begin

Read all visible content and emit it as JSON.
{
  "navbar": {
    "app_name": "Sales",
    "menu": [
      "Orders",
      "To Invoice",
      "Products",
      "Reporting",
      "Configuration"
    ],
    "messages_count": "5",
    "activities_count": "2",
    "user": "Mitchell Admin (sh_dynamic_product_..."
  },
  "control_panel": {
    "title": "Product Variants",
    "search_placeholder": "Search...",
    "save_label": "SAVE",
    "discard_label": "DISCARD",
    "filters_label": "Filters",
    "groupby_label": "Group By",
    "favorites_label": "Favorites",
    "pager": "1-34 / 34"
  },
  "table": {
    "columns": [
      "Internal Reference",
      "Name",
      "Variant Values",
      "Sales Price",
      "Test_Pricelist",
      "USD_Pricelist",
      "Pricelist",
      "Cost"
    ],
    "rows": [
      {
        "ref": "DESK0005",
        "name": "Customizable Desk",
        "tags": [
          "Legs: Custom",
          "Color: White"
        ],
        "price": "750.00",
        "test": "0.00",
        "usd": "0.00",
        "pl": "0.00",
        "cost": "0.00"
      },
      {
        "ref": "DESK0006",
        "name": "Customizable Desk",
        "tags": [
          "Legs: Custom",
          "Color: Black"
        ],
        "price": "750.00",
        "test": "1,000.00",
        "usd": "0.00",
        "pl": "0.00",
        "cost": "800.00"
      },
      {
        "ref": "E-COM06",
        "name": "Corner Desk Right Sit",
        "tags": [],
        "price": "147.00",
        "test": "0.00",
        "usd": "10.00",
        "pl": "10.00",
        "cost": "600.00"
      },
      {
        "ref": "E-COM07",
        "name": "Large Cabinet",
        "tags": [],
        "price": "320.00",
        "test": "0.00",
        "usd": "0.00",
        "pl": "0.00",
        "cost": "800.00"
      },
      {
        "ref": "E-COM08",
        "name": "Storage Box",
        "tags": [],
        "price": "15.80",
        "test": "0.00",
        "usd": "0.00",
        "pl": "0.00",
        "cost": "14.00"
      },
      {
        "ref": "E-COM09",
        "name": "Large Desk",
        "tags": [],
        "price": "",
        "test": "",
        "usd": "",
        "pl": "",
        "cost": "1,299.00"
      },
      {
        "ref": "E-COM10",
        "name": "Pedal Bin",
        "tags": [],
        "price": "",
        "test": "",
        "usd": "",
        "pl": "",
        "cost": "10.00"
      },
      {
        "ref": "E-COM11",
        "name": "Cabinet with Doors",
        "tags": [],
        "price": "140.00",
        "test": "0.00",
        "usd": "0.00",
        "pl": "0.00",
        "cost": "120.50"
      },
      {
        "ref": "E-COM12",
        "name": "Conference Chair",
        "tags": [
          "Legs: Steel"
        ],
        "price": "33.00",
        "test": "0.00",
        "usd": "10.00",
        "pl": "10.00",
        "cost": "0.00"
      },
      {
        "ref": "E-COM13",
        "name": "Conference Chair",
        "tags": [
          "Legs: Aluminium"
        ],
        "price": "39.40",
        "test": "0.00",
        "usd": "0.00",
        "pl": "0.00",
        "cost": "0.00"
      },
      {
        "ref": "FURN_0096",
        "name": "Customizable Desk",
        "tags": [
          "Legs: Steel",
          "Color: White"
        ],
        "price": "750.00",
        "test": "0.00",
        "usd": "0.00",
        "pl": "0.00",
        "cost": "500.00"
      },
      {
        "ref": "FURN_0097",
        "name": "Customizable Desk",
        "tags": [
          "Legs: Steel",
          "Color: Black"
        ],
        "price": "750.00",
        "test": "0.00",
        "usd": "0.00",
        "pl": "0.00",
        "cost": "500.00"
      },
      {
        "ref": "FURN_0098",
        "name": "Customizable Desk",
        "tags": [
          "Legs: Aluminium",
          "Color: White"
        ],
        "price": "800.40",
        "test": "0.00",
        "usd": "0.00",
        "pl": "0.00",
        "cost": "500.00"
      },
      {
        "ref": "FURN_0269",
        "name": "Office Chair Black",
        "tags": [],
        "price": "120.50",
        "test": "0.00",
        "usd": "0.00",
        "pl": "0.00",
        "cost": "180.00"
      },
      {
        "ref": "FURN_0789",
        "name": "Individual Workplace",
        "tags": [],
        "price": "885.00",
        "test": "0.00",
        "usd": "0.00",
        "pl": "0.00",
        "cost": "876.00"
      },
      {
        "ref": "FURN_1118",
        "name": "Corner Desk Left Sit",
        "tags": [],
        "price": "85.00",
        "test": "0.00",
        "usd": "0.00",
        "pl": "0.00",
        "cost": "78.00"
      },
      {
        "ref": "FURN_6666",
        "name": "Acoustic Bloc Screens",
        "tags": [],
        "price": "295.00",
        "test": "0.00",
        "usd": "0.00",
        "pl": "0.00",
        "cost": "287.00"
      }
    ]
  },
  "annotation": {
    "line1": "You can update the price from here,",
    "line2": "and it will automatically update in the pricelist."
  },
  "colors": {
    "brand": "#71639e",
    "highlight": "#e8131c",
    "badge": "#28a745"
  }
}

end

Repeat the lines above exactly.

• [Full response]:
Read all visible content and emit it as JSON.
{
  "navbar": {
    "app_name": "Sales",
    "menu": [
      "Orders",
      "To Invoice",
      "Products",
      "Reporting",
      "Configuration"
    ],
    "messages_count": "5",
    "activities_count": "2",
    "user": "Mitchell Admin (sh_dynamic_product_..."
  },
  "control_panel": {
    "title": "Product Variants",
    "search_placeholder": "Search...",
    "save_label": "SAVE",
    "discard_label": "DISCARD",
    "filters_label": "Filters",
    "groupby_label": "Group By",
    "favorites_label": "Favorites",
    "pager": "1-34 / 34"
  },
  "table": {
    "columns": [
      "Internal Reference",
      "Name",
      "Variant Values",
      "Sales Price",
      "Test_Pricelist",
      "USD_Pricelist",
      "Pricelist",
      "Cost"
    ],
    "rows": [
      {
        "ref": "DESK0005",
        "name": "Customizable Desk",
        "tags": [
          "Legs: Custom",
          "Color: White"
        ],
        "price": "750.00",
        "test": "0.00",
        "usd": "0.00",
        "pl": "0.00",
        "cost": "0.00"
      },
      {
        "ref": "DESK0006",
        "name": "Customizable Desk",
        "tags": [
          "Legs: Custom",
          "Color: Black"
        ],
        "price": "750.00",
        "test": "1,000.00",
        "usd": "0.00",
        "pl": "0.00",
        "cost": "800.00"
      },
      {
        "ref": "E-COM06",
        "name": "Corner Desk Right Sit",
        "tags": [],
        "price": "147.00",
        "test": "0.00",
        "usd": "10.00",
        "pl": "10.00",
        "cost": "600.00"
      },
      {
        "ref": "E-COM07",
        "name": "Large Cabinet",
        "tags": [],
        "price": "320.00",
        "test": "0.00",
        "usd": "0.00",
        "pl": "0.00",
        "cost": "800.00"
      },
      {
        "ref": "E-COM08",
        "name": "Storage Box",
        "tags": [],
        "price": "15.80",
        "test": "0.00",
        "usd": "0.00",
        "pl": "0.00",
        "cost": "14.00"
      },
      {
        "ref": "E-COM09",
        "name": "Large Desk",
        "tags": [],
        "price": "",
        "test": "",
        "usd": "",
        "pl": "",
        "cost": "1,299.00"
      },
      {
        "ref": "E-COM10",
        "name": "Pedal Bin",
        "tags": [],
        "price": "",
        "test": "",
        "usd": "",
        "pl": "",
        "cost": "10.00"
      },
      {
        "ref": "E-COM11",
        "name": "Cabinet with Doors",
        "tags": [],
        "price": "140.00",
        "test": "0.00",
        "usd": "0.00",
        "pl": "0.00",
        "cost": "120.50"
      },
      {
        "ref": "E-COM12",
        "name": "Conference Chair",
        "tags": [
          "Legs: Steel"
        ],
        "price": "33.00",
        "test": "0.00",
        "usd": "10.00",
        "pl": "10.00",
        "cost": "0.00"
      },
      {
        "ref": "E-COM13",
        "name": "Conference Chair",
        "tags": [
          "Legs: Aluminium"
        ],
        "price": "39.40",
        "test": "0.00",
        "usd": "0.00",
        "pl": "0.00",
        "cost": "0.00"
      },
      {
        "ref": "FURN_0096",
        "name": "Customizable Desk",
        "tags": [
          "Legs: Steel",
          "Color: White"
        ],
        "price": "750.00",
        "test": "0.00",
        "usd": "0.00",
        "pl": "0.00",
        "cost": "500.00"
      },
      {
        "ref": "FURN_0097",
        "name": "Customizable Desk",
        "tags": [
          "Legs: Steel",
          "Color: Black"
        ],
        "price": "750.00",
        "test": "0.00",
        "usd": "0.00",
        "pl": "0.00",
        "cost": "500.00"
      },
      {
        "ref": "FURN_0098",
        "name": "Customizable Desk",
        "tags": [
          "Legs: Aluminium",
          "Color: White"
        ],
        "price": "800.40",
        "test": "0.00",
        "usd": "0.00",
        "pl": "0.00",
        "cost": "500.00"
      },
      {
        "ref": "FURN_0269",
        "name": "Office Chair Black",
        "tags": [],
        "price": "120.50",
        "test": "0.00",
        "usd": "0.00",
        "pl": "0.00",
        "cost": "180.00"
      },
      {
        "ref": "FURN_0789",
        "name": "Individual Workplace",
        "tags": [],
        "price": "885.00",
        "test": "0.00",
        "usd": "0.00",
        "pl": "0.00",
        "cost": "876.00"
      },
      {
        "ref": "FURN_1118",
        "name": "Corner Desk Left Sit",
        "tags": [],
        "price": "85.00",
        "test": "0.00",
        "usd": "0.00",
        "pl": "0.00",
        "cost": "78.00"
      },
      {
        "ref": "FURN_6666",
        "name": "Acoustic Bloc Screens",
        "tags": [],
        "price": "295.00",
        "test": "0.00",
        "usd": "0.00",
        "pl": "0.00",
        "cost": "287.00"
      }
    ]
  },
  "annotation": {
    "line1": "You can update the price from here,",
    "line2": "and it will automatically update in the pricelist."
  },
  "colors": {
    "brand": "#71639e",
    "highlight": "#e8131c",
    "badge": "#28a745"
  }
}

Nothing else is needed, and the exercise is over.